## Written instruction
Skip every picture and transcribe the remaining material exactly.

## Source data
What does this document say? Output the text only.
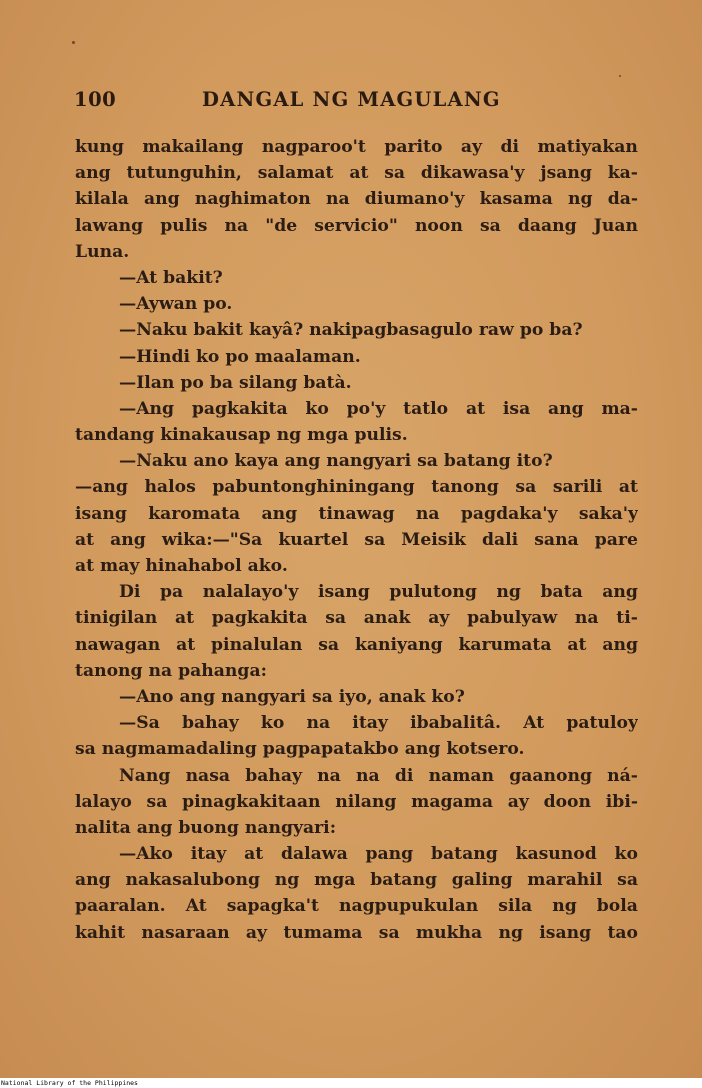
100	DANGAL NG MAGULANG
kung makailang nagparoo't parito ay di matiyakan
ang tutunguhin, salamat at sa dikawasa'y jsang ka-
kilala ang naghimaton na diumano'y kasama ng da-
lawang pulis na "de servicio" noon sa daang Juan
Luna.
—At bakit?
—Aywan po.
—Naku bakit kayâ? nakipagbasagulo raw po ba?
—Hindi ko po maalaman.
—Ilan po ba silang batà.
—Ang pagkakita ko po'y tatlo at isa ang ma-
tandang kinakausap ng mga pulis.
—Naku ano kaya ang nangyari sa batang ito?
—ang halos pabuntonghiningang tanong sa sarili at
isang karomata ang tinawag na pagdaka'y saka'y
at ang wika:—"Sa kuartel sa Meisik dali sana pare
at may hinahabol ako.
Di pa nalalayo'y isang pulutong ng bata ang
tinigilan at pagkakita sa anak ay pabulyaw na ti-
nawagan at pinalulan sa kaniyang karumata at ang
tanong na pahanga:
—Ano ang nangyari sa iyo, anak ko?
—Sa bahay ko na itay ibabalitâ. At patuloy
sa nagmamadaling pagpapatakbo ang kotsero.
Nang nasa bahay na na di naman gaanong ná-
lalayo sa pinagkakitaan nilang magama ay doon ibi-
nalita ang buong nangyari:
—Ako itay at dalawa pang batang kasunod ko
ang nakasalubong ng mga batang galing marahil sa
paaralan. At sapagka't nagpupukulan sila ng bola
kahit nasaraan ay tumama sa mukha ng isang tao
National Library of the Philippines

## In response
What does this document say? Output the text only.
100	DANGAL NG MAGULANG
kung makailang nagparoo't parito ay di matiyakan
ang tutunguhin, salamat at sa dikawasa'y jsang ka-
kilala ang naghimaton na diumano'y kasama ng da-
lawang pulis na "de servicio" noon sa daang Juan
Luna.
—At bakit?
—Aywan po.
—Naku bakit kayâ? nakipagbasagulo raw po ba?
—Hindi ko po maalaman.
—Ilan po ba silang batà.
—Ang pagkakita ko po'y tatlo at isa ang ma-
tandang kinakausap ng mga pulis.
—Naku ano kaya ang nangyari sa batang ito?
—ang halos pabuntonghiningang tanong sa sarili at
isang karomata ang tinawag na pagdaka'y saka'y
at ang wika:—"Sa kuartel sa Meisik dali sana pare
at may hinahabol ako.
Di pa nalalayo'y isang pulutong ng bata ang
tinigilan at pagkakita sa anak ay pabulyaw na ti-
nawagan at pinalulan sa kaniyang karumata at ang
tanong na pahanga:
—Ano ang nangyari sa iyo, anak ko?
—Sa bahay ko na itay ibabalitâ. At patuloy
sa nagmamadaling pagpapatakbo ang kotsero.
Nang nasa bahay na na di naman gaanong ná-
lalayo sa pinagkakitaan nilang magama ay doon ibi-
nalita ang buong nangyari:
—Ako itay at dalawa pang batang kasunod ko
ang nakasalubong ng mga batang galing marahil sa
paaralan. At sapagka't nagpupukulan sila ng bola
kahit nasaraan ay tumama sa mukha ng isang tao
National Library of the Philippines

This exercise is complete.